Objective ::
Filter these entries, keeping only lines that hold the word "JSON".

══════════════════════════════

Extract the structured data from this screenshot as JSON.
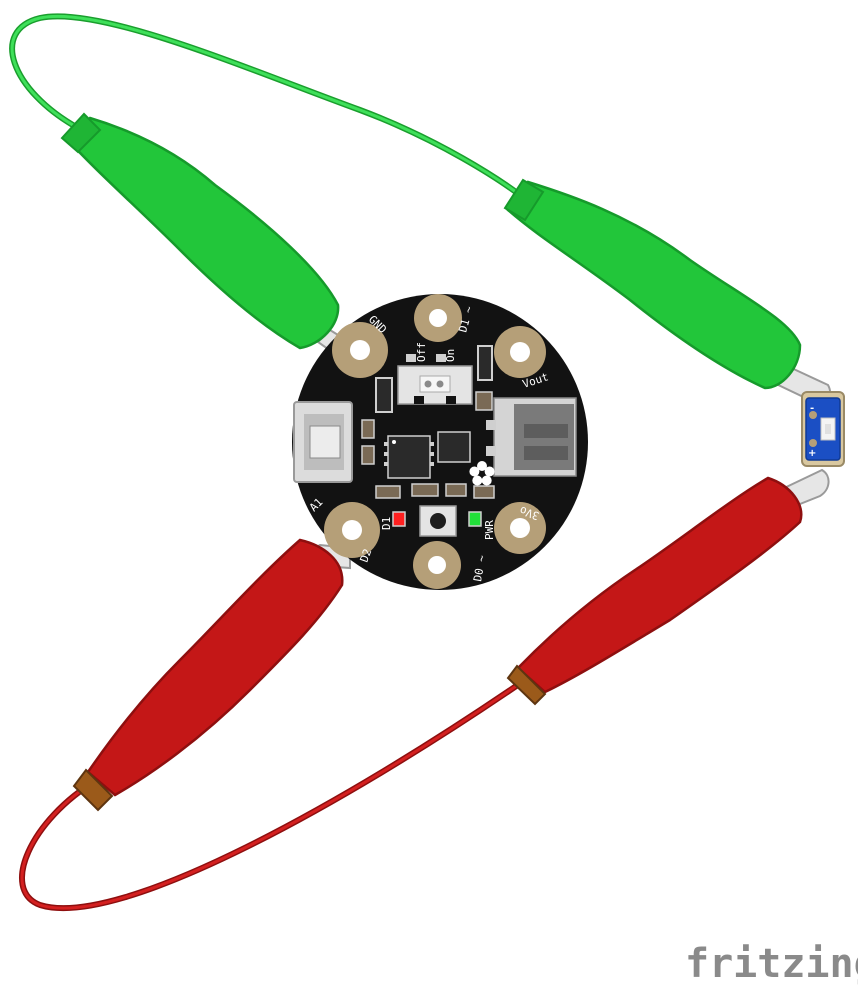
{
  "labels": {
    "gnd": "GND",
    "d1_pad": "D1 ~",
    "off": "Off",
    "on": "On",
    "vout": "Vout",
    "a1": "A1",
    "d2": "D2",
    "d1": "D1",
    "pwr": "PWR",
    "d0": "D0 ~",
    "three_vo": "3Vo"
  },
  "led_board": {
    "minus": "-",
    "plus": "+"
  },
  "watermark": "fritzing",
  "colors": {
    "green_wire": "#22c63a",
    "red_wire": "#c41717",
    "board": "#121212",
    "pad": "#b59f78",
    "led_pcb": "#1b4fc4"
  }
}
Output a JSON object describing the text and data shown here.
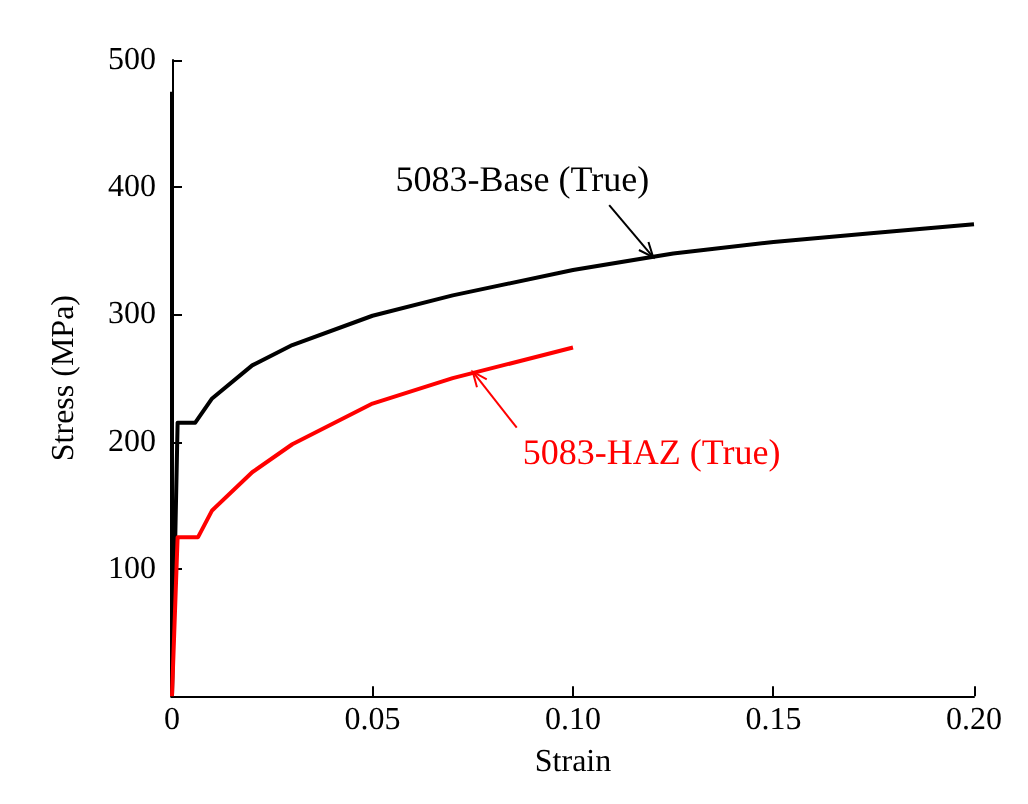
{
  "chart_data": {
    "type": "line",
    "xlabel": "Strain",
    "ylabel": "Stress (MPa)",
    "xlim": [
      0,
      0.2
    ],
    "xticks": [
      0,
      0.05,
      {
        "value": 0.1,
        "label": "0.10"
      },
      0.15,
      {
        "value": 0.2,
        "label": "0.20"
      }
    ],
    "ylim": [
      0,
      500
    ],
    "yticks": [
      100,
      200,
      300,
      400,
      500
    ],
    "grid": false,
    "marker": "none",
    "line_style": "solid",
    "series": [
      {
        "color": "#000000",
        "x": [
          0,
          0,
          0.0014,
          0.0058,
          0.01,
          0.02,
          0.03,
          0.05,
          0.07,
          0.1,
          0.125,
          0.15,
          0.175,
          0.2
        ],
        "values": [
          475,
          0,
          215,
          215,
          234,
          260,
          276,
          299,
          315,
          335,
          348,
          357,
          364,
          371
        ]
      },
      {
        "color": "#ff0000",
        "x": [
          0,
          0.0014,
          0.0065,
          0.01,
          0.02,
          0.03,
          0.05,
          0.07,
          0.1
        ],
        "values": [
          0,
          125,
          125,
          146,
          176,
          198,
          230,
          250,
          274
        ]
      }
    ],
    "annotations": [
      {
        "text": "5083-Base (True)",
        "x": 0.12,
        "y": 345
      },
      {
        "text": "5083-HAZ (True)",
        "x": 0.075,
        "y": 255
      }
    ]
  }
}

══════════════════════════════

Correct output ::
Extract the structured data from this screenshot as JSON.
Output a JSON object describing the text and data shown here.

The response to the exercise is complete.